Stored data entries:
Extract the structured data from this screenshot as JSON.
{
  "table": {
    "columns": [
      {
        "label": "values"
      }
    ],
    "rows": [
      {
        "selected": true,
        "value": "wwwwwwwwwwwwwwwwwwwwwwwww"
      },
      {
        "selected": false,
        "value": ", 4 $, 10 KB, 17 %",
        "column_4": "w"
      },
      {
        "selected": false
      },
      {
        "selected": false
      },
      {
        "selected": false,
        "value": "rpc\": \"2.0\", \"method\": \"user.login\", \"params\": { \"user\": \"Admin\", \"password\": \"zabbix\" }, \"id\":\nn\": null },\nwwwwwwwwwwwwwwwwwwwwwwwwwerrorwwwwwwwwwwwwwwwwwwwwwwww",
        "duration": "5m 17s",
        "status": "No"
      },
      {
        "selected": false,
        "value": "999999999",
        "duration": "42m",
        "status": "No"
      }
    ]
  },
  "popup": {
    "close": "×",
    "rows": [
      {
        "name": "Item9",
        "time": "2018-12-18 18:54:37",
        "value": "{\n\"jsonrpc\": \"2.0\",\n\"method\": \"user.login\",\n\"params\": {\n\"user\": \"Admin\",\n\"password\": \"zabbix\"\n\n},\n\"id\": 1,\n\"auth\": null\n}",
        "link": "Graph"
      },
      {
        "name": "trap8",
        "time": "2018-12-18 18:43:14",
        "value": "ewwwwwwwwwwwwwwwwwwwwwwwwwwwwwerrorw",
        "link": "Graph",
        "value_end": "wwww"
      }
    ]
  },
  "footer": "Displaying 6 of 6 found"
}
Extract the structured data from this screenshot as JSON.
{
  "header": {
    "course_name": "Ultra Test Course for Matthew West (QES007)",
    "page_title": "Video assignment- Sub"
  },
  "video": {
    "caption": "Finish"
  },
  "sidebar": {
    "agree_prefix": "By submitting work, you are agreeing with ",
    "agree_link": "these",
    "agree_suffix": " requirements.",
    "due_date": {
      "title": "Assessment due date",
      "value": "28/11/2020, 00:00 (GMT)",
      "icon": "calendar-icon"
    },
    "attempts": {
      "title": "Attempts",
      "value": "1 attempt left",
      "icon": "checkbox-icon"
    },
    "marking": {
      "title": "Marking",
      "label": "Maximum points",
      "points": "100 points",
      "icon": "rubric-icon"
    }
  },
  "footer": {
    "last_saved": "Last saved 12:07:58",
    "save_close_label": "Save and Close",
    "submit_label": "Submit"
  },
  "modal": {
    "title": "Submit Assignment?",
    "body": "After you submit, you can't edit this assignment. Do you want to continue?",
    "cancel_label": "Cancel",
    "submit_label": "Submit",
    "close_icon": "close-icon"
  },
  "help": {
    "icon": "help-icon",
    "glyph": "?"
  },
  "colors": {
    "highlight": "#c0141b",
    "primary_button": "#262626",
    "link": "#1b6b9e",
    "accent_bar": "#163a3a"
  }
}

Job: Restate the whole listing exactly.

Reply to the exercise:
Extract the structured data from this screenshot as JSON.
{
  "table": {
    "columns": [
      {
        "label": "values"
      }
    ],
    "rows": [
      {
        "selected": true,
        "value": "wwwwwwwwwwwwwwwwwwwwwwwww"
      },
      {
        "selected": false,
        "value": ", 4 $, 10 KB, 17 %",
        "column_4": "w"
      },
      {
        "selected": false
      },
      {
        "selected": false
      },
      {
        "selected": false,
        "value": "rpc\": \"2.0\", \"method\": \"user.login\", \"params\": { \"user\": \"Admin\", \"password\": \"zabbix\" }, \"id\":\nn\": null },\nwwwwwwwwwwwwwwwwwwwwwwwwwerrorwwwwwwwwwwwwwwwwwwwwwwww",
        "duration": "5m 17s",
        "status": "No"
      },
      {
        "selected": false,
        "value": "999999999",
        "duration": "42m",
        "status": "No"
      }
    ]
  },
  "popup": {
    "close": "×",
    "rows": [
      {
        "name": "Item9",
        "time": "2018-12-18 18:54:37",
        "value": "{\n\"jsonrpc\": \"2.0\",\n\"method\": \"user.login\",\n\"params\": {\n\"user\": \"Admin\",\n\"password\": \"zabbix\"\n\n},\n\"id\": 1,\n\"auth\": null\n}",
        "link": "Graph"
      },
      {
        "name": "trap8",
        "time": "2018-12-18 18:43:14",
        "value": "ewwwwwwwwwwwwwwwwwwwwwwwwwwwwwerrorw",
        "link": "Graph",
        "value_end": "wwww"
      }
    ]
  },
  "footer": "Displaying 6 of 6 found"
}
Extract the structured data from this screenshot as JSON.
{
  "header": {
    "course_name": "Ultra Test Course for Matthew West (QES007)",
    "page_title": "Video assignment- Sub"
  },
  "video": {
    "caption": "Finish"
  },
  "sidebar": {
    "agree_prefix": "By submitting work, you are agreeing with ",
    "agree_link": "these",
    "agree_suffix": " requirements.",
    "due_date": {
      "title": "Assessment due date",
      "value": "28/11/2020, 00:00 (GMT)",
      "icon": "calendar-icon"
    },
    "attempts": {
      "title": "Attempts",
      "value": "1 attempt left",
      "icon": "checkbox-icon"
    },
    "marking": {
      "title": "Marking",
      "label": "Maximum points",
      "points": "100 points",
      "icon": "rubric-icon"
    }
  },
  "footer": {
    "last_saved": "Last saved 12:07:58",
    "save_close_label": "Save and Close",
    "submit_label": "Submit"
  },
  "modal": {
    "title": "Submit Assignment?",
    "body": "After you submit, you can't edit this assignment. Do you want to continue?",
    "cancel_label": "Cancel",
    "submit_label": "Submit",
    "close_icon": "close-icon"
  },
  "help": {
    "icon": "help-icon",
    "glyph": "?"
  },
  "colors": {
    "highlight": "#c0141b",
    "primary_button": "#262626",
    "link": "#1b6b9e",
    "accent_bar": "#163a3a"
  }
}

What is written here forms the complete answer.